== Materials provided
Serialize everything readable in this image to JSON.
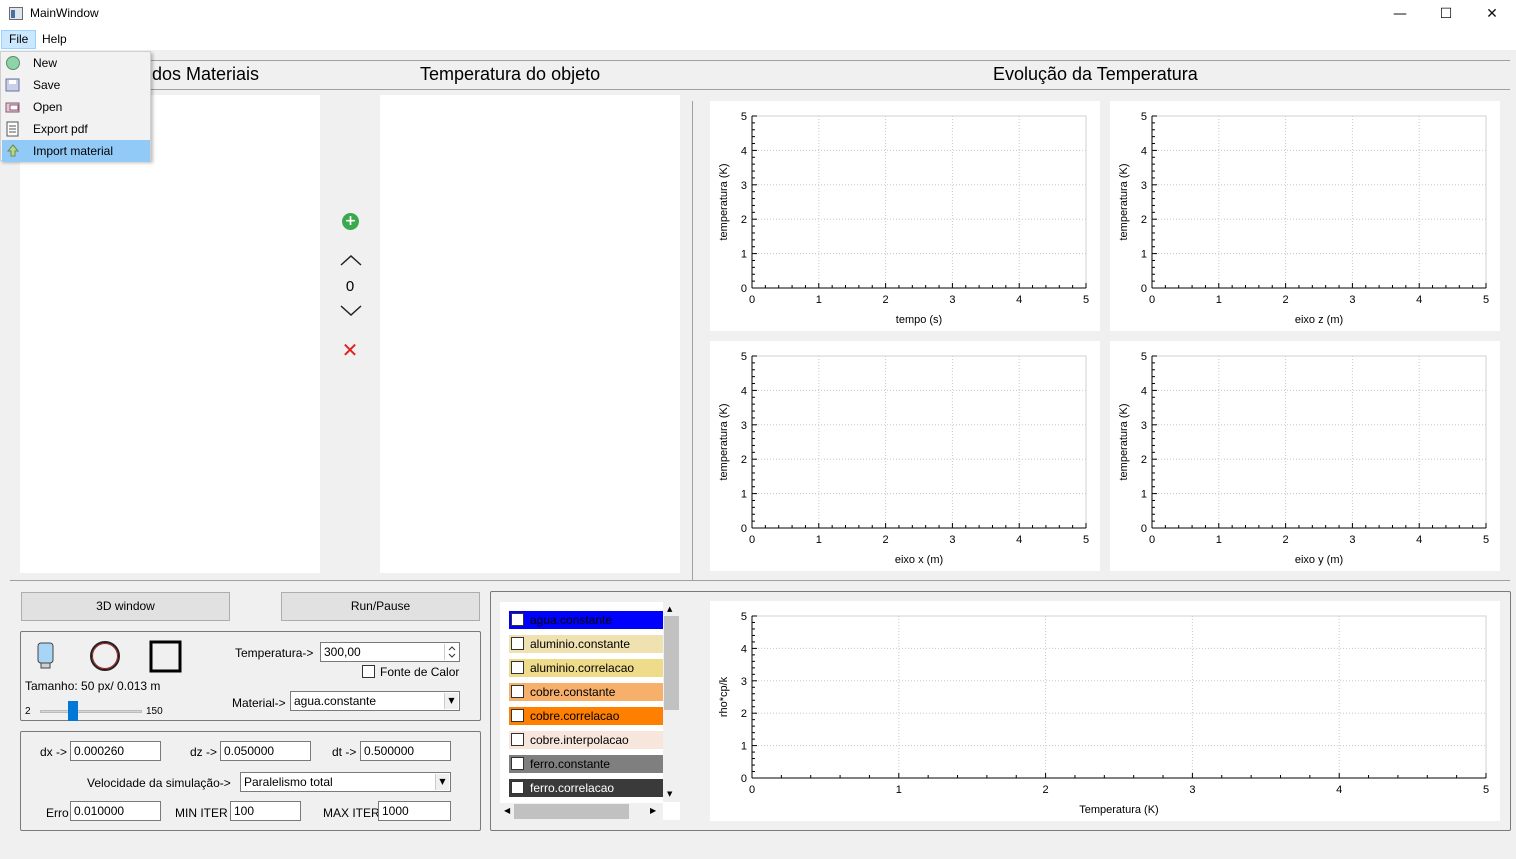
{
  "window": {
    "title": "MainWindow",
    "minimize": "—",
    "maximize": "☐",
    "close": "✕"
  },
  "menubar": {
    "file": "File",
    "help": "Help"
  },
  "file_menu": [
    {
      "label": "New",
      "icon": "new-icon"
    },
    {
      "label": "Save",
      "icon": "save-icon"
    },
    {
      "label": "Open",
      "icon": "open-icon"
    },
    {
      "label": "Export pdf",
      "icon": "export-pdf-icon"
    },
    {
      "label": "Import material",
      "icon": "import-icon"
    }
  ],
  "headings": {
    "materials": "o dos Materiais",
    "object_temp": "Temperatura do objeto",
    "evolution": "Evolução da Temperatura"
  },
  "layer_controls": {
    "value": "0",
    "add": "+",
    "remove": "✕"
  },
  "plots": [
    {
      "ylabel": "temperatura (K)",
      "xlabel": "tempo (s)",
      "xticks": [
        "0",
        "1",
        "2",
        "3",
        "4",
        "5"
      ],
      "yticks": [
        "0",
        "1",
        "2",
        "3",
        "4",
        "5"
      ]
    },
    {
      "ylabel": "temperatura (K)",
      "xlabel": "eixo z (m)",
      "xticks": [
        "0",
        "1",
        "2",
        "3",
        "4",
        "5"
      ],
      "yticks": [
        "0",
        "1",
        "2",
        "3",
        "4",
        "5"
      ]
    },
    {
      "ylabel": "temperatura (K)",
      "xlabel": "eixo x (m)",
      "xticks": [
        "0",
        "1",
        "2",
        "3",
        "4",
        "5"
      ],
      "yticks": [
        "0",
        "1",
        "2",
        "3",
        "4",
        "5"
      ]
    },
    {
      "ylabel": "temperatura (K)",
      "xlabel": "eixo y (m)",
      "xticks": [
        "0",
        "1",
        "2",
        "3",
        "4",
        "5"
      ],
      "yticks": [
        "0",
        "1",
        "2",
        "3",
        "4",
        "5"
      ]
    },
    {
      "ylabel": "rho*cp/k",
      "xlabel": "Temperatura (K)",
      "xticks": [
        "0",
        "1",
        "2",
        "3",
        "4",
        "5"
      ],
      "yticks": [
        "0",
        "1",
        "2",
        "3",
        "4",
        "5"
      ]
    }
  ],
  "buttons": {
    "window3d": "3D window",
    "run_pause": "Run/Pause"
  },
  "draw_tools": {
    "size_label": "Tamanho: 50 px/ 0.013 m",
    "slider_min": "2",
    "slider_max": "150",
    "slider_value": 50,
    "temperature_label": "Temperatura->",
    "temperature_value": "300,00",
    "heat_source_label": "Fonte de Calor",
    "material_label": "Material->",
    "material_value": "agua.constante"
  },
  "params": {
    "dx_label": "dx ->",
    "dx": "0.000260",
    "dz_label": "dz ->",
    "dz": "0.050000",
    "dt_label": "dt ->",
    "dt": "0.500000",
    "speed_label": "Velocidade da simulação->",
    "speed": "Paralelismo total",
    "erro_label": "Erro",
    "erro": "0.010000",
    "min_iter_label": "MIN ITER",
    "min_iter": "100",
    "max_iter_label": "MAX ITER",
    "max_iter": "1000"
  },
  "materials_legend": [
    {
      "label": "agua.constante",
      "color": "#0000ff",
      "text_color": "#000000"
    },
    {
      "label": "aluminio.constante",
      "color": "#f0e2b0",
      "text_color": "#000000"
    },
    {
      "label": "aluminio.correlacao",
      "color": "#efdc8a",
      "text_color": "#000000"
    },
    {
      "label": "cobre.constante",
      "color": "#f7b06c",
      "text_color": "#000000"
    },
    {
      "label": "cobre.correlacao",
      "color": "#ff7f00",
      "text_color": "#000000"
    },
    {
      "label": "cobre.interpolacao",
      "color": "#f7e6dc",
      "text_color": "#000000"
    },
    {
      "label": "ferro.constante",
      "color": "#7f7f7f",
      "text_color": "#000000"
    },
    {
      "label": "ferro.correlacao",
      "color": "#3a3a3a",
      "text_color": "#ffffff"
    }
  ]
}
====
» **Aim of the task**:
Retype the whole listing exactly and leave the pictures out.

» **Exercise result**:
Serialize everything readable in this image to JSON.
{
  "window": {
    "title": "MainWindow",
    "minimize": "—",
    "maximize": "☐",
    "close": "✕"
  },
  "menubar": {
    "file": "File",
    "help": "Help"
  },
  "file_menu": [
    {
      "label": "New",
      "icon": "new-icon"
    },
    {
      "label": "Save",
      "icon": "save-icon"
    },
    {
      "label": "Open",
      "icon": "open-icon"
    },
    {
      "label": "Export pdf",
      "icon": "export-pdf-icon"
    },
    {
      "label": "Import material",
      "icon": "import-icon"
    }
  ],
  "headings": {
    "materials": "o dos Materiais",
    "object_temp": "Temperatura do objeto",
    "evolution": "Evolução da Temperatura"
  },
  "layer_controls": {
    "value": "0",
    "add": "+",
    "remove": "✕"
  },
  "plots": [
    {
      "ylabel": "temperatura (K)",
      "xlabel": "tempo (s)",
      "xticks": [
        "0",
        "1",
        "2",
        "3",
        "4",
        "5"
      ],
      "yticks": [
        "0",
        "1",
        "2",
        "3",
        "4",
        "5"
      ]
    },
    {
      "ylabel": "temperatura (K)",
      "xlabel": "eixo z (m)",
      "xticks": [
        "0",
        "1",
        "2",
        "3",
        "4",
        "5"
      ],
      "yticks": [
        "0",
        "1",
        "2",
        "3",
        "4",
        "5"
      ]
    },
    {
      "ylabel": "temperatura (K)",
      "xlabel": "eixo x (m)",
      "xticks": [
        "0",
        "1",
        "2",
        "3",
        "4",
        "5"
      ],
      "yticks": [
        "0",
        "1",
        "2",
        "3",
        "4",
        "5"
      ]
    },
    {
      "ylabel": "temperatura (K)",
      "xlabel": "eixo y (m)",
      "xticks": [
        "0",
        "1",
        "2",
        "3",
        "4",
        "5"
      ],
      "yticks": [
        "0",
        "1",
        "2",
        "3",
        "4",
        "5"
      ]
    },
    {
      "ylabel": "rho*cp/k",
      "xlabel": "Temperatura (K)",
      "xticks": [
        "0",
        "1",
        "2",
        "3",
        "4",
        "5"
      ],
      "yticks": [
        "0",
        "1",
        "2",
        "3",
        "4",
        "5"
      ]
    }
  ],
  "buttons": {
    "window3d": "3D window",
    "run_pause": "Run/Pause"
  },
  "draw_tools": {
    "size_label": "Tamanho: 50 px/ 0.013 m",
    "slider_min": "2",
    "slider_max": "150",
    "slider_value": 50,
    "temperature_label": "Temperatura->",
    "temperature_value": "300,00",
    "heat_source_label": "Fonte de Calor",
    "material_label": "Material->",
    "material_value": "agua.constante"
  },
  "params": {
    "dx_label": "dx ->",
    "dx": "0.000260",
    "dz_label": "dz ->",
    "dz": "0.050000",
    "dt_label": "dt ->",
    "dt": "0.500000",
    "speed_label": "Velocidade da simulação->",
    "speed": "Paralelismo total",
    "erro_label": "Erro",
    "erro": "0.010000",
    "min_iter_label": "MIN ITER",
    "min_iter": "100",
    "max_iter_label": "MAX ITER",
    "max_iter": "1000"
  },
  "materials_legend": [
    {
      "label": "agua.constante",
      "color": "#0000ff",
      "text_color": "#000000"
    },
    {
      "label": "aluminio.constante",
      "color": "#f0e2b0",
      "text_color": "#000000"
    },
    {
      "label": "aluminio.correlacao",
      "color": "#efdc8a",
      "text_color": "#000000"
    },
    {
      "label": "cobre.constante",
      "color": "#f7b06c",
      "text_color": "#000000"
    },
    {
      "label": "cobre.correlacao",
      "color": "#ff7f00",
      "text_color": "#000000"
    },
    {
      "label": "cobre.interpolacao",
      "color": "#f7e6dc",
      "text_color": "#000000"
    },
    {
      "label": "ferro.constante",
      "color": "#7f7f7f",
      "text_color": "#000000"
    },
    {
      "label": "ferro.correlacao",
      "color": "#3a3a3a",
      "text_color": "#ffffff"
    }
  ]
}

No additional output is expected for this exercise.